---- DATA ENTRIES
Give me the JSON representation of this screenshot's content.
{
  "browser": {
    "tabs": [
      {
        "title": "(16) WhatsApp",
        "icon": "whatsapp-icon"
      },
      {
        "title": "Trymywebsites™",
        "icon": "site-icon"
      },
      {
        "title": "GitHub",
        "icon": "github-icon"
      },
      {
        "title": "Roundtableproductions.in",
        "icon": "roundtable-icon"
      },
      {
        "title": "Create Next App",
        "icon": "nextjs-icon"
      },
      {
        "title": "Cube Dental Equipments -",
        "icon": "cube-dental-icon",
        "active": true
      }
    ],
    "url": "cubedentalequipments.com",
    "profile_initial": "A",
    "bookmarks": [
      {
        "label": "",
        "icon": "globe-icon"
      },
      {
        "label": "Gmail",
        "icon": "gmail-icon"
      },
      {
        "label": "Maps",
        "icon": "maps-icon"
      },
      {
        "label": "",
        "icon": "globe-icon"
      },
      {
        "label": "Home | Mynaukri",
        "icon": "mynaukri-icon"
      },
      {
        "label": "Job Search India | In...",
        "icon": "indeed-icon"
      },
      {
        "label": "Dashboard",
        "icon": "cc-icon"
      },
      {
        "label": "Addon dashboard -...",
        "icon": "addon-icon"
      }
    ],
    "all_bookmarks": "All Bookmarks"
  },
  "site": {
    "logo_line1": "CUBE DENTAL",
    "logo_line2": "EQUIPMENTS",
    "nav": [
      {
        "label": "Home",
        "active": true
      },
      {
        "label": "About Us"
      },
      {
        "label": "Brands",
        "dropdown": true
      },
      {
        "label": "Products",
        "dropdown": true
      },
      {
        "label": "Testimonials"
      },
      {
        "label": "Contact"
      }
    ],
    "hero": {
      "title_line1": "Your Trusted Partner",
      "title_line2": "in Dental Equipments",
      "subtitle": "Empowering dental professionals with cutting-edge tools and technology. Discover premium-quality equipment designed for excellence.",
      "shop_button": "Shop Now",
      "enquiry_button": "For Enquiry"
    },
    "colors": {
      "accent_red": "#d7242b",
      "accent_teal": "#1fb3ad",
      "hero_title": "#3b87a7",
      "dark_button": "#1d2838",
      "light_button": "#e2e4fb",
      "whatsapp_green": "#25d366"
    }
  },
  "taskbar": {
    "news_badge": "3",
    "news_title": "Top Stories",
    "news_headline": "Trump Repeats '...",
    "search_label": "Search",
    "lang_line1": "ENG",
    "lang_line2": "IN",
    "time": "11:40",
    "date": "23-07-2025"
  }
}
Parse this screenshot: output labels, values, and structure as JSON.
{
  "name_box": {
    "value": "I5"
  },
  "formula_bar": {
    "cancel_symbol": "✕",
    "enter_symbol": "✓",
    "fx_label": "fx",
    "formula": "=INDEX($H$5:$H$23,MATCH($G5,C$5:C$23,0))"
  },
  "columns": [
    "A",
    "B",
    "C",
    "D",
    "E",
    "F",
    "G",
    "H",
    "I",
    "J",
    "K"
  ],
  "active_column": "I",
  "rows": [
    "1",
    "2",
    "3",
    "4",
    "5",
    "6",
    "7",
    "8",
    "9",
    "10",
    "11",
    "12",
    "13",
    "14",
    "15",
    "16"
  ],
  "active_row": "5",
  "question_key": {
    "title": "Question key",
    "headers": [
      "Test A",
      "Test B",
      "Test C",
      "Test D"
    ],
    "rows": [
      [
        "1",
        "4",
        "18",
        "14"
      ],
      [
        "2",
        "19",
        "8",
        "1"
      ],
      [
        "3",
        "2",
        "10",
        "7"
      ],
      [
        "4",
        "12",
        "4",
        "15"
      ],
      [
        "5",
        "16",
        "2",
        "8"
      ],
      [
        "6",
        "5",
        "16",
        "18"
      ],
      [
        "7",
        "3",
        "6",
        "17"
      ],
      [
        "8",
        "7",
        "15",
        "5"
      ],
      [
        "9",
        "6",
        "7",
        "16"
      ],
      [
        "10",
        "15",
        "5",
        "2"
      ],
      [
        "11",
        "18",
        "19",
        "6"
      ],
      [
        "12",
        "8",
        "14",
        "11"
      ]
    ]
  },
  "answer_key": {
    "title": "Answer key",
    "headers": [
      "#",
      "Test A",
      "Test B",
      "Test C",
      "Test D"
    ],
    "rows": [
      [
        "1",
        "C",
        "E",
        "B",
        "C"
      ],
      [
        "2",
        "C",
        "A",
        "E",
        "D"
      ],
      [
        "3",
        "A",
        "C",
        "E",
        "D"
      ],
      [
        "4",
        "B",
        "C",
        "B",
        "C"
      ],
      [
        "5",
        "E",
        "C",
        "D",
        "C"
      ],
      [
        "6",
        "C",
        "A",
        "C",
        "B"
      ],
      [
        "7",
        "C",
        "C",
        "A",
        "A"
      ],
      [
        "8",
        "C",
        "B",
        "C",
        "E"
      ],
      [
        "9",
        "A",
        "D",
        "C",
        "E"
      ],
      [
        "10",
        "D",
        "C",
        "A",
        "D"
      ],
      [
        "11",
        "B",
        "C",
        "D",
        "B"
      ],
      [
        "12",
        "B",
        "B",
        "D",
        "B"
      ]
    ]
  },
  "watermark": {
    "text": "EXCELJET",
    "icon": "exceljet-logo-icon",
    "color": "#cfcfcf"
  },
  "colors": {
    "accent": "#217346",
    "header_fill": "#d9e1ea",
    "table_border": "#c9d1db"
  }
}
--------
* _OBJECTIVE_
Please repeat the material above, word for word and in full.

* _SOLUTION TO THIS EXERCISE_
Give me the JSON representation of this screenshot's content.
{
  "browser": {
    "tabs": [
      {
        "title": "(16) WhatsApp",
        "icon": "whatsapp-icon"
      },
      {
        "title": "Trymywebsites™",
        "icon": "site-icon"
      },
      {
        "title": "GitHub",
        "icon": "github-icon"
      },
      {
        "title": "Roundtableproductions.in",
        "icon": "roundtable-icon"
      },
      {
        "title": "Create Next App",
        "icon": "nextjs-icon"
      },
      {
        "title": "Cube Dental Equipments -",
        "icon": "cube-dental-icon",
        "active": true
      }
    ],
    "url": "cubedentalequipments.com",
    "profile_initial": "A",
    "bookmarks": [
      {
        "label": "",
        "icon": "globe-icon"
      },
      {
        "label": "Gmail",
        "icon": "gmail-icon"
      },
      {
        "label": "Maps",
        "icon": "maps-icon"
      },
      {
        "label": "",
        "icon": "globe-icon"
      },
      {
        "label": "Home | Mynaukri",
        "icon": "mynaukri-icon"
      },
      {
        "label": "Job Search India | In...",
        "icon": "indeed-icon"
      },
      {
        "label": "Dashboard",
        "icon": "cc-icon"
      },
      {
        "label": "Addon dashboard -...",
        "icon": "addon-icon"
      }
    ],
    "all_bookmarks": "All Bookmarks"
  },
  "site": {
    "logo_line1": "CUBE DENTAL",
    "logo_line2": "EQUIPMENTS",
    "nav": [
      {
        "label": "Home",
        "active": true
      },
      {
        "label": "About Us"
      },
      {
        "label": "Brands",
        "dropdown": true
      },
      {
        "label": "Products",
        "dropdown": true
      },
      {
        "label": "Testimonials"
      },
      {
        "label": "Contact"
      }
    ],
    "hero": {
      "title_line1": "Your Trusted Partner",
      "title_line2": "in Dental Equipments",
      "subtitle": "Empowering dental professionals with cutting-edge tools and technology. Discover premium-quality equipment designed for excellence.",
      "shop_button": "Shop Now",
      "enquiry_button": "For Enquiry"
    },
    "colors": {
      "accent_red": "#d7242b",
      "accent_teal": "#1fb3ad",
      "hero_title": "#3b87a7",
      "dark_button": "#1d2838",
      "light_button": "#e2e4fb",
      "whatsapp_green": "#25d366"
    }
  },
  "taskbar": {
    "news_badge": "3",
    "news_title": "Top Stories",
    "news_headline": "Trump Repeats '...",
    "search_label": "Search",
    "lang_line1": "ENG",
    "lang_line2": "IN",
    "time": "11:40",
    "date": "23-07-2025"
  }
}
Parse this screenshot: output labels, values, and structure as JSON.
{
  "name_box": {
    "value": "I5"
  },
  "formula_bar": {
    "cancel_symbol": "✕",
    "enter_symbol": "✓",
    "fx_label": "fx",
    "formula": "=INDEX($H$5:$H$23,MATCH($G5,C$5:C$23,0))"
  },
  "columns": [
    "A",
    "B",
    "C",
    "D",
    "E",
    "F",
    "G",
    "H",
    "I",
    "J",
    "K"
  ],
  "active_column": "I",
  "rows": [
    "1",
    "2",
    "3",
    "4",
    "5",
    "6",
    "7",
    "8",
    "9",
    "10",
    "11",
    "12",
    "13",
    "14",
    "15",
    "16"
  ],
  "active_row": "5",
  "question_key": {
    "title": "Question key",
    "headers": [
      "Test A",
      "Test B",
      "Test C",
      "Test D"
    ],
    "rows": [
      [
        "1",
        "4",
        "18",
        "14"
      ],
      [
        "2",
        "19",
        "8",
        "1"
      ],
      [
        "3",
        "2",
        "10",
        "7"
      ],
      [
        "4",
        "12",
        "4",
        "15"
      ],
      [
        "5",
        "16",
        "2",
        "8"
      ],
      [
        "6",
        "5",
        "16",
        "18"
      ],
      [
        "7",
        "3",
        "6",
        "17"
      ],
      [
        "8",
        "7",
        "15",
        "5"
      ],
      [
        "9",
        "6",
        "7",
        "16"
      ],
      [
        "10",
        "15",
        "5",
        "2"
      ],
      [
        "11",
        "18",
        "19",
        "6"
      ],
      [
        "12",
        "8",
        "14",
        "11"
      ]
    ]
  },
  "answer_key": {
    "title": "Answer key",
    "headers": [
      "#",
      "Test A",
      "Test B",
      "Test C",
      "Test D"
    ],
    "rows": [
      [
        "1",
        "C",
        "E",
        "B",
        "C"
      ],
      [
        "2",
        "C",
        "A",
        "E",
        "D"
      ],
      [
        "3",
        "A",
        "C",
        "E",
        "D"
      ],
      [
        "4",
        "B",
        "C",
        "B",
        "C"
      ],
      [
        "5",
        "E",
        "C",
        "D",
        "C"
      ],
      [
        "6",
        "C",
        "A",
        "C",
        "B"
      ],
      [
        "7",
        "C",
        "C",
        "A",
        "A"
      ],
      [
        "8",
        "C",
        "B",
        "C",
        "E"
      ],
      [
        "9",
        "A",
        "D",
        "C",
        "E"
      ],
      [
        "10",
        "D",
        "C",
        "A",
        "D"
      ],
      [
        "11",
        "B",
        "C",
        "D",
        "B"
      ],
      [
        "12",
        "B",
        "B",
        "D",
        "B"
      ]
    ]
  },
  "watermark": {
    "text": "EXCELJET",
    "icon": "exceljet-logo-icon",
    "color": "#cfcfcf"
  },
  "colors": {
    "accent": "#217346",
    "header_fill": "#d9e1ea",
    "table_border": "#c9d1db"
  }
}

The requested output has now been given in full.